● **Description of the task**:
Pull every line that holds the word "biorę" from the entries.

● **Supplied information**:
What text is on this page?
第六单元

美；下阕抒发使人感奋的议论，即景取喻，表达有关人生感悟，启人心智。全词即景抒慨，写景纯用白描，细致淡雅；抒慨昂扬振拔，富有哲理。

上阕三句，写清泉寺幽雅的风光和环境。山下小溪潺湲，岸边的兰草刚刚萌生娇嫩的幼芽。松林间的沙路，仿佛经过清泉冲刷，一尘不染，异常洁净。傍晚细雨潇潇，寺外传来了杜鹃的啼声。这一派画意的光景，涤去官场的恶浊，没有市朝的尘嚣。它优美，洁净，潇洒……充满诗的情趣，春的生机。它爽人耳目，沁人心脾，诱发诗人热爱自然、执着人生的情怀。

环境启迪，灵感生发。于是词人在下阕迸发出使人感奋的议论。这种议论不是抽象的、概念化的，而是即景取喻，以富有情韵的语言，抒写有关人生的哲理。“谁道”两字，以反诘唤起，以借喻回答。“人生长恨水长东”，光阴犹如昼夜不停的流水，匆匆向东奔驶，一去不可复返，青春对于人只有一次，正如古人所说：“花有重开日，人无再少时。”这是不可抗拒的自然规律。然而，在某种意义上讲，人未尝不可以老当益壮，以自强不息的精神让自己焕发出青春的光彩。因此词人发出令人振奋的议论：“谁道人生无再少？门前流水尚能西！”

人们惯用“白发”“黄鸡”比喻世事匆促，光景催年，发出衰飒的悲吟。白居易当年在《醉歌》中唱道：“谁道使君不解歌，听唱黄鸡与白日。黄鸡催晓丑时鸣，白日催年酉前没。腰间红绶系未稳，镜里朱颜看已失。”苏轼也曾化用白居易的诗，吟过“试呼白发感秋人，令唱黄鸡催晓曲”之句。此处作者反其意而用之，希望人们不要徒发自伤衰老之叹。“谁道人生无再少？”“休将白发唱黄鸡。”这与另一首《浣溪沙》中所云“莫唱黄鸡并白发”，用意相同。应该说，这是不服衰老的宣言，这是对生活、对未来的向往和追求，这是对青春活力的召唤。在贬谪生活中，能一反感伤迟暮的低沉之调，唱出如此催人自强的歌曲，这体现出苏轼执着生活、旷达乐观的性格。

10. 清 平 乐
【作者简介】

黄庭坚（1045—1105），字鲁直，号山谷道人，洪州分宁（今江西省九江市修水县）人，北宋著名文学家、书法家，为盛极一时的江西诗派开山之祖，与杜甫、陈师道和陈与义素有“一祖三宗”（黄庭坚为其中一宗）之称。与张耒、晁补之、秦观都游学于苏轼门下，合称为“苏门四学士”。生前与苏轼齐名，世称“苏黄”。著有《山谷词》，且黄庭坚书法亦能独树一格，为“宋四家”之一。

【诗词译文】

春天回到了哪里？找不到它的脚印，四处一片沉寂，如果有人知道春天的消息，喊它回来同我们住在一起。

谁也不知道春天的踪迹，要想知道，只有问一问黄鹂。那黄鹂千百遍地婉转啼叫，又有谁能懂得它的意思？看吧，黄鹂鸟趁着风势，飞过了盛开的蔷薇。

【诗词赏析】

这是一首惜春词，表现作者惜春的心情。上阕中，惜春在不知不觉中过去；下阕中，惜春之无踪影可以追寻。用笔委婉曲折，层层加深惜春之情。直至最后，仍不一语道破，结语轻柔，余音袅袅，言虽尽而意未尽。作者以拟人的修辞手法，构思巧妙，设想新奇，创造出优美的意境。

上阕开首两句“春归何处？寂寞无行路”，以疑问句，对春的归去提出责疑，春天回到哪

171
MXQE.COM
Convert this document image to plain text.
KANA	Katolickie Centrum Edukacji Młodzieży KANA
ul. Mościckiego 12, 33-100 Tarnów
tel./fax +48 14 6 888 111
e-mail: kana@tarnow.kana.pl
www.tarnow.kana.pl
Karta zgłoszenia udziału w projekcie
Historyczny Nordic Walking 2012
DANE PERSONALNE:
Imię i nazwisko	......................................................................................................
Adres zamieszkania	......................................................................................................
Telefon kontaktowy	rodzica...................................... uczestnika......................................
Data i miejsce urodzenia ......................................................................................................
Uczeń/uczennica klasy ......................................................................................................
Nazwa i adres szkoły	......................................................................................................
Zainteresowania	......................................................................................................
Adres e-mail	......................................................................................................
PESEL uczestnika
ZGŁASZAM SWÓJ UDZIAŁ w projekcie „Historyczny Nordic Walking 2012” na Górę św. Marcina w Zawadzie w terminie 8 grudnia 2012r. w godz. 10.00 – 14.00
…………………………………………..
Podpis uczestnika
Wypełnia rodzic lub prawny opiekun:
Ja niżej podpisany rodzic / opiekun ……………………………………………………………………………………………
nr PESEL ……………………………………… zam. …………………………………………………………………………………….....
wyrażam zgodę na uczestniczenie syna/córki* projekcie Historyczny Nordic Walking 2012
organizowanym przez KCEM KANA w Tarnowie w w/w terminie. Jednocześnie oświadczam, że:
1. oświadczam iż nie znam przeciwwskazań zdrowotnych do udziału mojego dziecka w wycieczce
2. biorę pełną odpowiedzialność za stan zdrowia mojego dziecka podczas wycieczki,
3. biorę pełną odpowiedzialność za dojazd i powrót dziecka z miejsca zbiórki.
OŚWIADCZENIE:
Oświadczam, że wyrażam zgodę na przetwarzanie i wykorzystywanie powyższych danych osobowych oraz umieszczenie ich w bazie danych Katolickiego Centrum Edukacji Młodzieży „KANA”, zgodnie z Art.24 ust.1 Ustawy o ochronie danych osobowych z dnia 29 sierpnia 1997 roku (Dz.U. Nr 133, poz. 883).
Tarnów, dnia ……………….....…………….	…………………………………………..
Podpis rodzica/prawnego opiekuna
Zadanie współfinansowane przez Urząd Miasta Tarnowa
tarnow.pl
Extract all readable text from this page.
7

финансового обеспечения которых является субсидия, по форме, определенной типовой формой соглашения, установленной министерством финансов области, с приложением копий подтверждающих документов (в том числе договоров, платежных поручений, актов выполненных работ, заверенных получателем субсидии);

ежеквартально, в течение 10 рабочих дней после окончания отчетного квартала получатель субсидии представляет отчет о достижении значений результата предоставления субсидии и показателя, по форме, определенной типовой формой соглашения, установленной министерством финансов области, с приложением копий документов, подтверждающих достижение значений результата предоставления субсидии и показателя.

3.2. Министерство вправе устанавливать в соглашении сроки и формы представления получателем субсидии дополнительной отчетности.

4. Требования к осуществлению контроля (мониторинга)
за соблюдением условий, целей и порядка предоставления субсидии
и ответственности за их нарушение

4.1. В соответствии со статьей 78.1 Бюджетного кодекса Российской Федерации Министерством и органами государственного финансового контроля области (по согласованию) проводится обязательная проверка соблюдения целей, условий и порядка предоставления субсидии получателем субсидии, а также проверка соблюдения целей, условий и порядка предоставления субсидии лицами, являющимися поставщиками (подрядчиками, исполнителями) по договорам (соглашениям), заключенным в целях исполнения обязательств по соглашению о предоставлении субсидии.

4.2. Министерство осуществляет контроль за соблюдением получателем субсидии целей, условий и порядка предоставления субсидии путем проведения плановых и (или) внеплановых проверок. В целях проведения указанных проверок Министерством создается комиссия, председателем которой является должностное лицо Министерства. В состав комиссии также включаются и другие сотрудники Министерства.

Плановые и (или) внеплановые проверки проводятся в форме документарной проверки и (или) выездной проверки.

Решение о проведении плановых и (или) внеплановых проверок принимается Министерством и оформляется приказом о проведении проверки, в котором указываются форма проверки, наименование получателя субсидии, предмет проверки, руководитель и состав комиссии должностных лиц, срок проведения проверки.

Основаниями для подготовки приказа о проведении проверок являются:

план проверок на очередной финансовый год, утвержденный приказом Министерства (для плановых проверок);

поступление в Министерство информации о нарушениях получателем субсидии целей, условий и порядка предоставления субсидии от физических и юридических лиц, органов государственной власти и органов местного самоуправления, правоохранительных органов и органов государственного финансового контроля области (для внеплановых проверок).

● **Solution to this task**:
2. biorę pełną odpowiedzialność za stan zdrowia mojego dziecka podczas wycieczki,
3. biorę pełną odpowiedzialność za dojazd i powrót dziecka z miejsca zbiórki.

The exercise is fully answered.